* EXERCISE GOAL
Repeat the listing that follows, character for character, minus the pictures.

** start of GIVEN RECORDS **

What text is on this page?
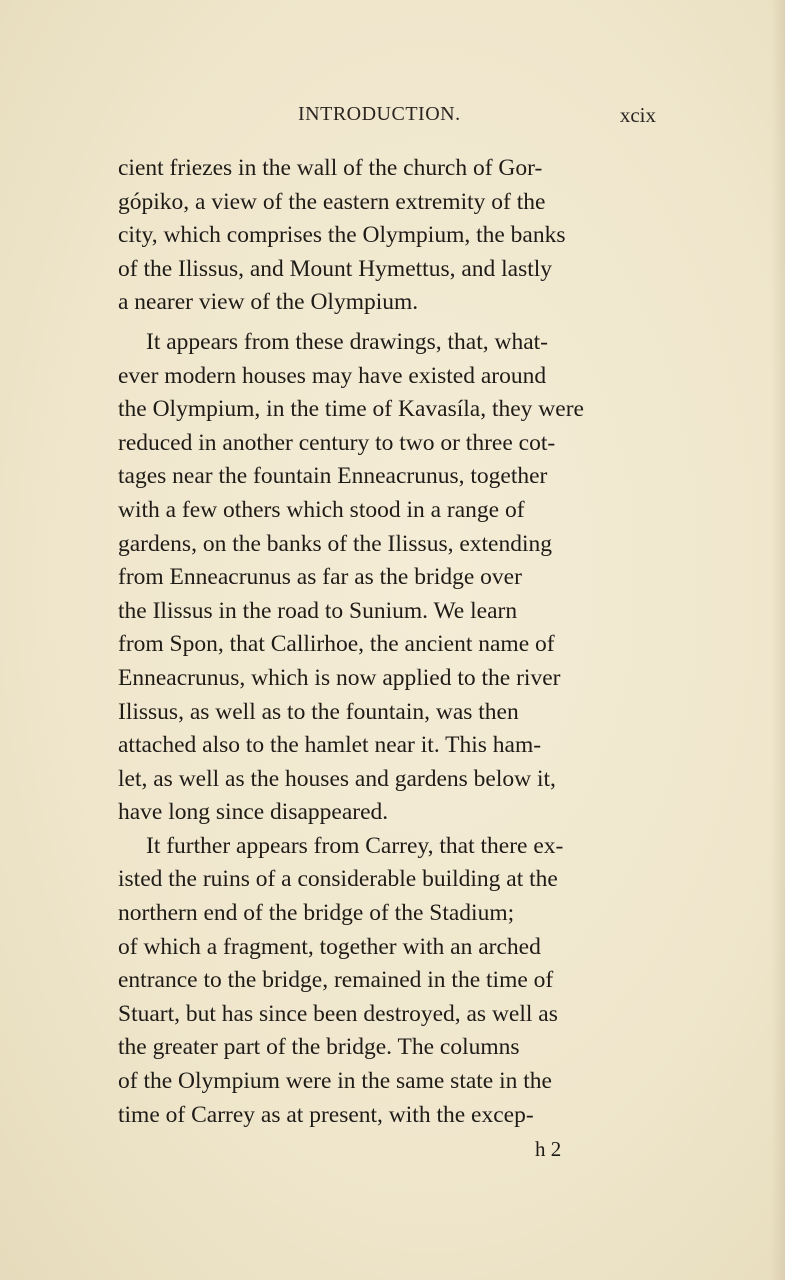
INTRODUCTION.	xcix
cient friezes in the wall of the church of Gor-
gópiko, a view of the eastern extremity of the
city, which comprises the Olympium, the banks
of the Ilissus, and Mount Hymettus, and lastly
a nearer view of the Olympium.
It appears from these drawings, that, what-
ever modern houses may have existed around
the Olympium, in the time of Kavasíla, they were
reduced in another century to two or three cot-
tages near the fountain Enneacrunus, together
with a few others which stood in a range of
gardens, on the banks of the Ilissus, extending
from Enneacrunus as far as the bridge over
the Ilissus in the road to Sunium. We learn
from Spon, that Callirhoe, the ancient name of
Enneacrunus, which is now applied to the river
Ilissus, as well as to the fountain, was then
attached also to the hamlet near it. This ham-
let, as well as the houses and gardens below it,
have long since disappeared.
It further appears from Carrey, that there ex-
isted the ruins of a considerable building at the
northern end of the bridge of the Stadium;
of which a fragment, together with an arched
entrance to the bridge, remained in the time of
Stuart, but has since been destroyed, as well as
the greater part of the bridge. The columns
of the Olympium were in the same state in the
time of Carrey as at present, with the excep-
h 2
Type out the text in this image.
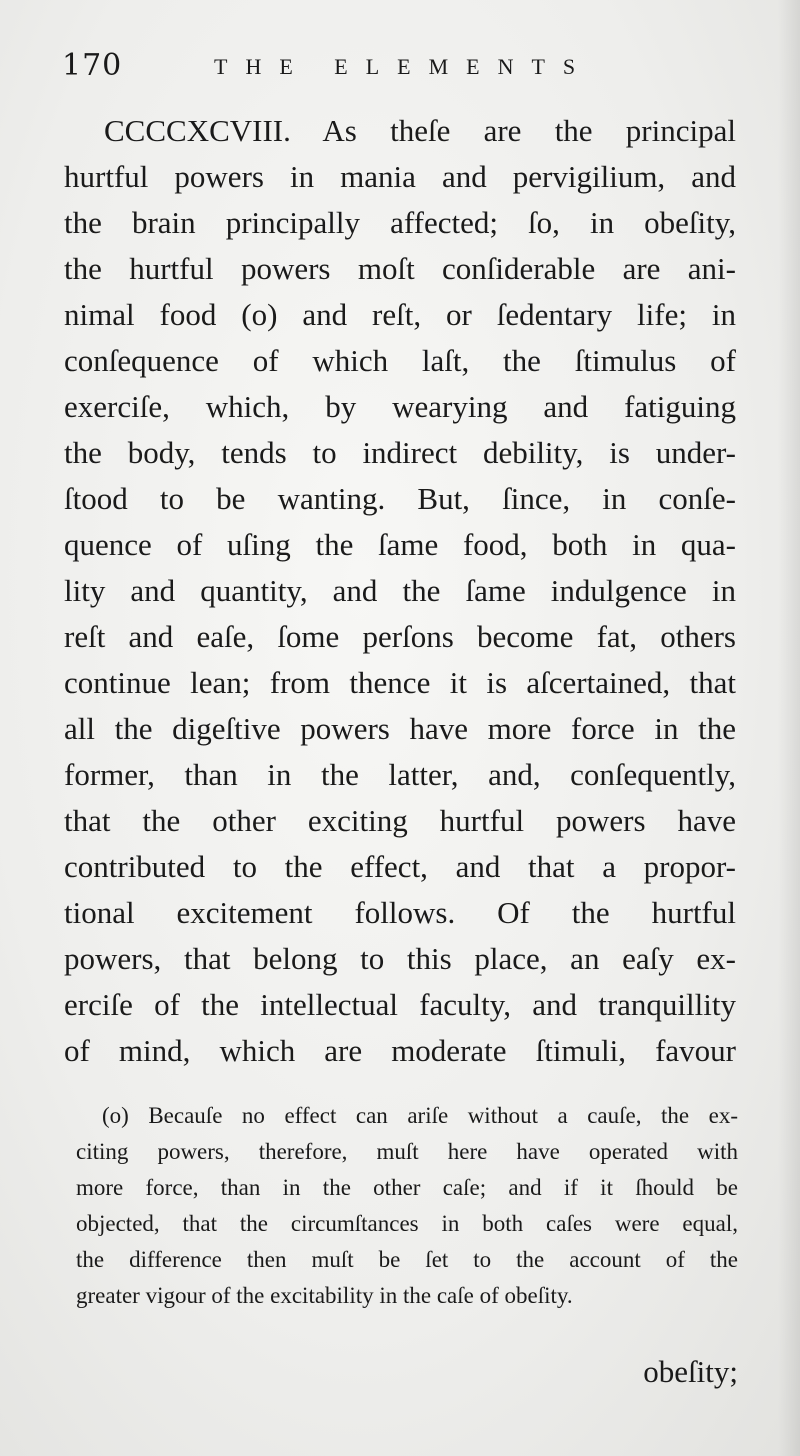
170	THE ELEMENTS
CCCCXCVIII. As theſe are the principal
hurtful powers in mania and pervigilium, and
the brain principally affected; ſo, in obeſity,
the hurtful powers moſt conſiderable are ani-
nimal food (o) and reſt, or ſedentary life; in
conſequence of which laſt, the ſtimulus of
exerciſe, which, by wearying and fatiguing
the body, tends to indirect debility, is under-
ſtood to be wanting. But, ſince, in conſe-
quence of uſing the ſame food, both in qua-
lity and quantity, and the ſame indulgence in
reſt and eaſe, ſome perſons become fat, others
continue lean; from thence it is aſcertained, that
all the digeſtive powers have more force in the
former, than in the latter, and, conſequently,
that the other exciting hurtful powers have
contributed to the effect, and that a propor-
tional excitement follows. Of the hurtful
powers, that belong to this place, an eaſy ex-
erciſe of the intellectual faculty, and tranquillity
of mind, which are moderate ſtimuli, favour
(o) Becauſe no effect can ariſe without a cauſe, the ex-
citing powers, therefore, muſt here have operated with
more force, than in the other caſe; and if it ſhould be
objected, that the circumſtances in both caſes were equal,
the difference then muſt be ſet to the account of the
greater vigour of the excitability in the caſe of obeſity.
obeſity;
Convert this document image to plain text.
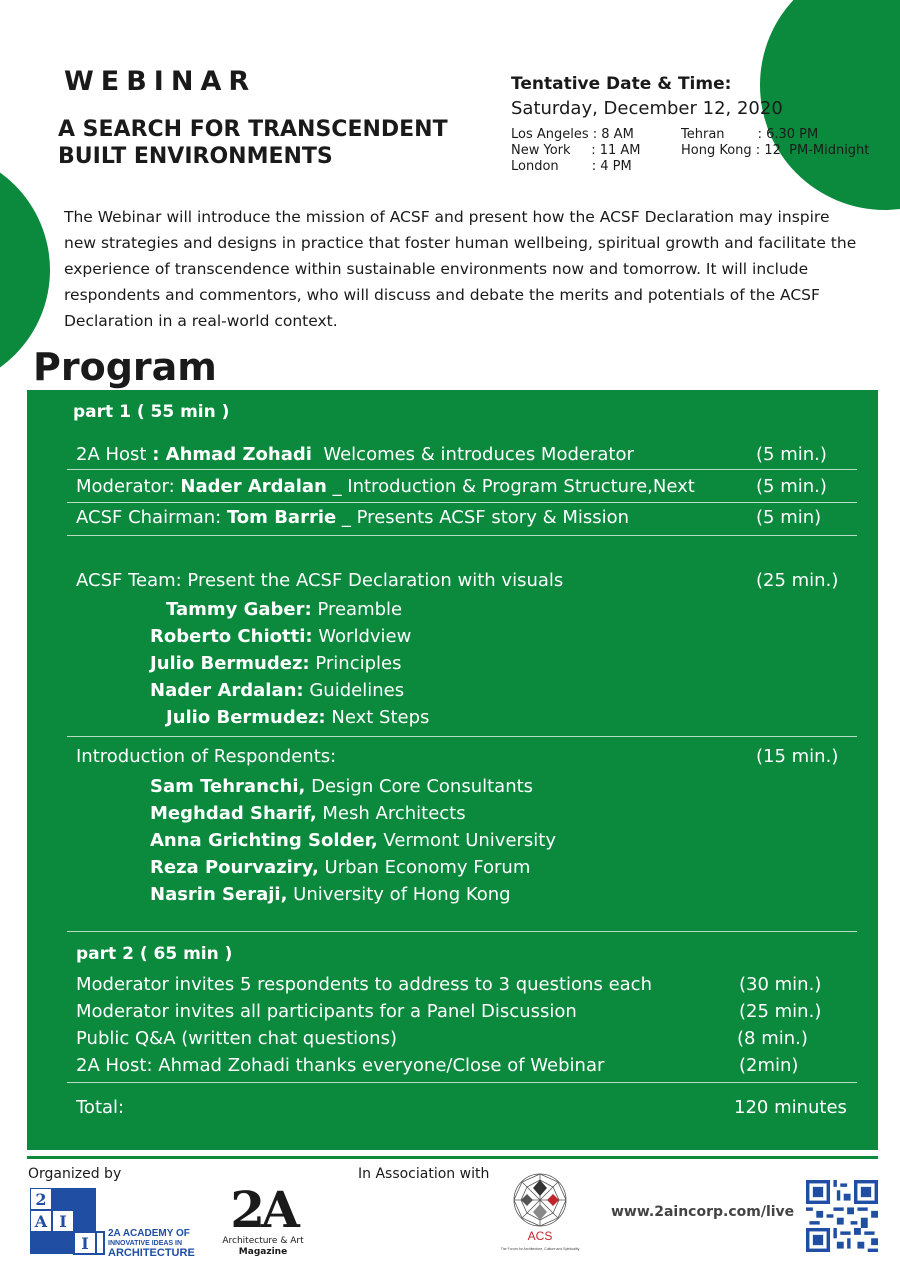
WEBINAR
A SEARCH FOR TRANSCENDENT
BUILT ENVIRONMENTS
Tentative Date & Time:
Saturday, December 12, 2020
Los Angeles : 8 AM	Tehran        : 6.30 PM
New York     : 11 AM	Hong Kong : 12  PM-Midnight
London        : 4 PM
The Webinar will introduce the mission of ACSF and present how the ACSF Declaration may inspire new strategies and designs in practice that foster human wellbeing, spiritual growth and facilitate the experience of transcendence within sustainable environments now and tomorrow. It will include respondents and commentors, who will discuss and debate the merits and potentials of the ACSF Declaration in a real-world context.
Program
part 1 ( 55 min )
2A Host : Ahmad Zohadi Welcomes & introduces Moderator	(5 min.)
Moderator: Nader Ardalan _ Introduction & Program Structure,Next	(5 min.)
ACSF Chairman: Tom Barrie _ Presents ACSF story & Mission	(5 min)
ACSF Team: Present the ACSF Declaration with visuals	(25 min.)
Tammy Gaber: Preamble
Roberto Chiotti: Worldview
Julio Bermudez: Principles
Nader Ardalan: Guidelines
Julio Bermudez: Next Steps
Introduction of Respondents:	(15 min.)
Sam Tehranchi, Design Core Consultants
Meghdad Sharif, Mesh Architects
Anna Grichting Solder, Vermont University
Reza Pourvaziry, Urban Economy Forum
Nasrin Seraji, University of Hong Kong
part 2 ( 65 min )
Moderator invites 5 respondents to address to 3 questions each	(30 min.)
Moderator invites all participants for a Panel Discussion	(25 min.)
Public Q&A (written chat questions)	(8 min.)
2A Host: Ahmad Zohadi thanks everyone/Close of Webinar	(2min)
Total:	120 minutes
Organized by	In Association with
2
A I
I
2A ACADEMY OF
INNOVATIVE IDEAS IN
ARCHITECTURE
2A
Architecture & Art
Magazine
ACS
The Forum for Architecture, Culture and Spirituality
www.2aincorp.com/live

** end of GIVEN RECORDS **

* WRITTEN ANSWER
What text is on this page?
INTRODUCTION.	xcix
cient friezes in the wall of the church of Gor-
gópiko, a view of the eastern extremity of the
city, which comprises the Olympium, the banks
of the Ilissus, and Mount Hymettus, and lastly
a nearer view of the Olympium.
It appears from these drawings, that, what-
ever modern houses may have existed around
the Olympium, in the time of Kavasíla, they were
reduced in another century to two or three cot-
tages near the fountain Enneacrunus, together
with a few others which stood in a range of
gardens, on the banks of the Ilissus, extending
from Enneacrunus as far as the bridge over
the Ilissus in the road to Sunium. We learn
from Spon, that Callirhoe, the ancient name of
Enneacrunus, which is now applied to the river
Ilissus, as well as to the fountain, was then
attached also to the hamlet near it. This ham-
let, as well as the houses and gardens below it,
have long since disappeared.
It further appears from Carrey, that there ex-
isted the ruins of a considerable building at the
northern end of the bridge of the Stadium;
of which a fragment, together with an arched
entrance to the bridge, remained in the time of
Stuart, but has since been destroyed, as well as
the greater part of the bridge. The columns
of the Olympium were in the same state in the
time of Carrey as at present, with the excep-
h 2
Type out the text in this image.
170	THE ELEMENTS
CCCCXCVIII. As theſe are the principal
hurtful powers in mania and pervigilium, and
the brain principally affected; ſo, in obeſity,
the hurtful powers moſt conſiderable are ani-
nimal food (o) and reſt, or ſedentary life; in
conſequence of which laſt, the ſtimulus of
exerciſe, which, by wearying and fatiguing
the body, tends to indirect debility, is under-
ſtood to be wanting. But, ſince, in conſe-
quence of uſing the ſame food, both in qua-
lity and quantity, and the ſame indulgence in
reſt and eaſe, ſome perſons become fat, others
continue lean; from thence it is aſcertained, that
all the digeſtive powers have more force in the
former, than in the latter, and, conſequently,
that the other exciting hurtful powers have
contributed to the effect, and that a propor-
tional excitement follows. Of the hurtful
powers, that belong to this place, an eaſy ex-
erciſe of the intellectual faculty, and tranquillity
of mind, which are moderate ſtimuli, favour
(o) Becauſe no effect can ariſe without a cauſe, the ex-
citing powers, therefore, muſt here have operated with
more force, than in the other caſe; and if it ſhould be
objected, that the circumſtances in both caſes were equal,
the difference then muſt be ſet to the account of the
greater vigour of the excitability in the caſe of obeſity.
obeſity;
Convert this document image to plain text.
WEBINAR
A SEARCH FOR TRANSCENDENT
BUILT ENVIRONMENTS
Tentative Date & Time:
Saturday, December 12, 2020
Los Angeles : 8 AM	Tehran        : 6.30 PM
New York     : 11 AM	Hong Kong : 12  PM-Midnight
London        : 4 PM
The Webinar will introduce the mission of ACSF and present how the ACSF Declaration may inspire new strategies and designs in practice that foster human wellbeing, spiritual growth and facilitate the experience of transcendence within sustainable environments now and tomorrow. It will include respondents and commentors, who will discuss and debate the merits and potentials of the ACSF Declaration in a real-world context.
Program
part 1 ( 55 min )
2A Host : Ahmad Zohadi Welcomes & introduces Moderator	(5 min.)
Moderator: Nader Ardalan _ Introduction & Program Structure,Next	(5 min.)
ACSF Chairman: Tom Barrie _ Presents ACSF story & Mission	(5 min)
ACSF Team: Present the ACSF Declaration with visuals	(25 min.)
Tammy Gaber: Preamble
Roberto Chiotti: Worldview
Julio Bermudez: Principles
Nader Ardalan: Guidelines
Julio Bermudez: Next Steps
Introduction of Respondents:	(15 min.)
Sam Tehranchi, Design Core Consultants
Meghdad Sharif, Mesh Architects
Anna Grichting Solder, Vermont University
Reza Pourvaziry, Urban Economy Forum
Nasrin Seraji, University of Hong Kong
part 2 ( 65 min )
Moderator invites 5 respondents to address to 3 questions each	(30 min.)
Moderator invites all participants for a Panel Discussion	(25 min.)
Public Q&A (written chat questions)	(8 min.)
2A Host: Ahmad Zohadi thanks everyone/Close of Webinar	(2min)
Total:	120 minutes
Organized by	In Association with
2
A I
I
2A ACADEMY OF
INNOVATIVE IDEAS IN
ARCHITECTURE
2A
Architecture & Art
Magazine
ACS
The Forum for Architecture, Culture and Spirituality
www.2aincorp.com/live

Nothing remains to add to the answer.